● Stated task: Leave out any pictures and transcribe all other data below exactly.

● Dataset records:

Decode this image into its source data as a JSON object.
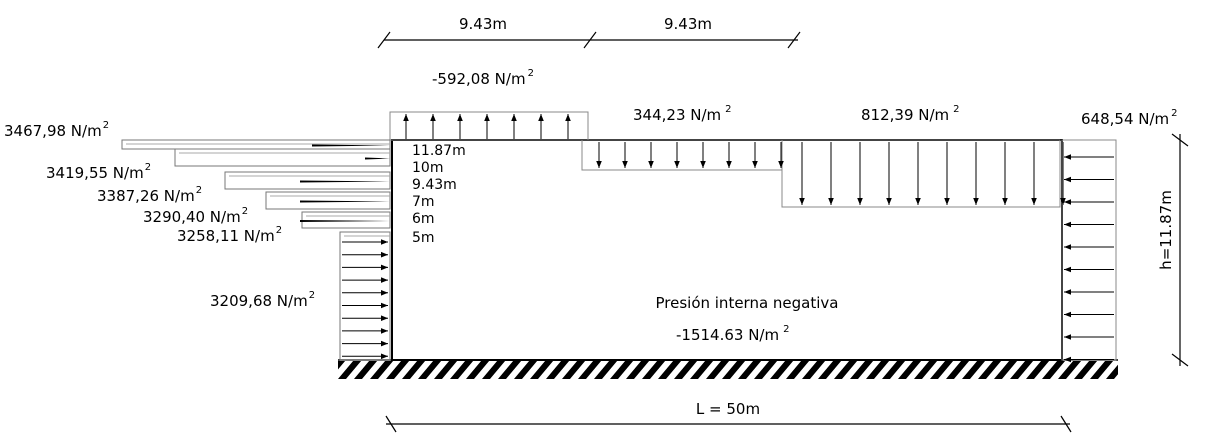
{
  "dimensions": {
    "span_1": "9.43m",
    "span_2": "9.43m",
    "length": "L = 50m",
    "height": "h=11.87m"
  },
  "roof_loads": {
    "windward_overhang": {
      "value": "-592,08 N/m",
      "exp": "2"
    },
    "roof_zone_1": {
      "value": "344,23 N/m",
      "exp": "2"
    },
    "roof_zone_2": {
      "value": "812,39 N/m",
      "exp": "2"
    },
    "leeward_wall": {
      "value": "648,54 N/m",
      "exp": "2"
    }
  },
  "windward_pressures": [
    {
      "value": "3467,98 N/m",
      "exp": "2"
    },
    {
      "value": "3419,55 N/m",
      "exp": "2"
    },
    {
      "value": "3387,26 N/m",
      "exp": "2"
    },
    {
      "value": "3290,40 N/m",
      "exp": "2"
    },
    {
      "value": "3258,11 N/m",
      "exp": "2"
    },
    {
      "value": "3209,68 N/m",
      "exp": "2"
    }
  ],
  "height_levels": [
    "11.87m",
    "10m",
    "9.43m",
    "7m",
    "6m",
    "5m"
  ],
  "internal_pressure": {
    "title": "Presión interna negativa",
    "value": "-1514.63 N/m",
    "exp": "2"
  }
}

● Finished exercise:
Decode this image into its source data as a JSON object.
{
  "dimensions": {
    "span_1": "9.43m",
    "span_2": "9.43m",
    "length": "L = 50m",
    "height": "h=11.87m"
  },
  "roof_loads": {
    "windward_overhang": {
      "value": "-592,08 N/m",
      "exp": "2"
    },
    "roof_zone_1": {
      "value": "344,23 N/m",
      "exp": "2"
    },
    "roof_zone_2": {
      "value": "812,39 N/m",
      "exp": "2"
    },
    "leeward_wall": {
      "value": "648,54 N/m",
      "exp": "2"
    }
  },
  "windward_pressures": [
    {
      "value": "3467,98 N/m",
      "exp": "2"
    },
    {
      "value": "3419,55 N/m",
      "exp": "2"
    },
    {
      "value": "3387,26 N/m",
      "exp": "2"
    },
    {
      "value": "3290,40 N/m",
      "exp": "2"
    },
    {
      "value": "3258,11 N/m",
      "exp": "2"
    },
    {
      "value": "3209,68 N/m",
      "exp": "2"
    }
  ],
  "height_levels": [
    "11.87m",
    "10m",
    "9.43m",
    "7m",
    "6m",
    "5m"
  ],
  "internal_pressure": {
    "title": "Presión interna negativa",
    "value": "-1514.63 N/m",
    "exp": "2"
  }
}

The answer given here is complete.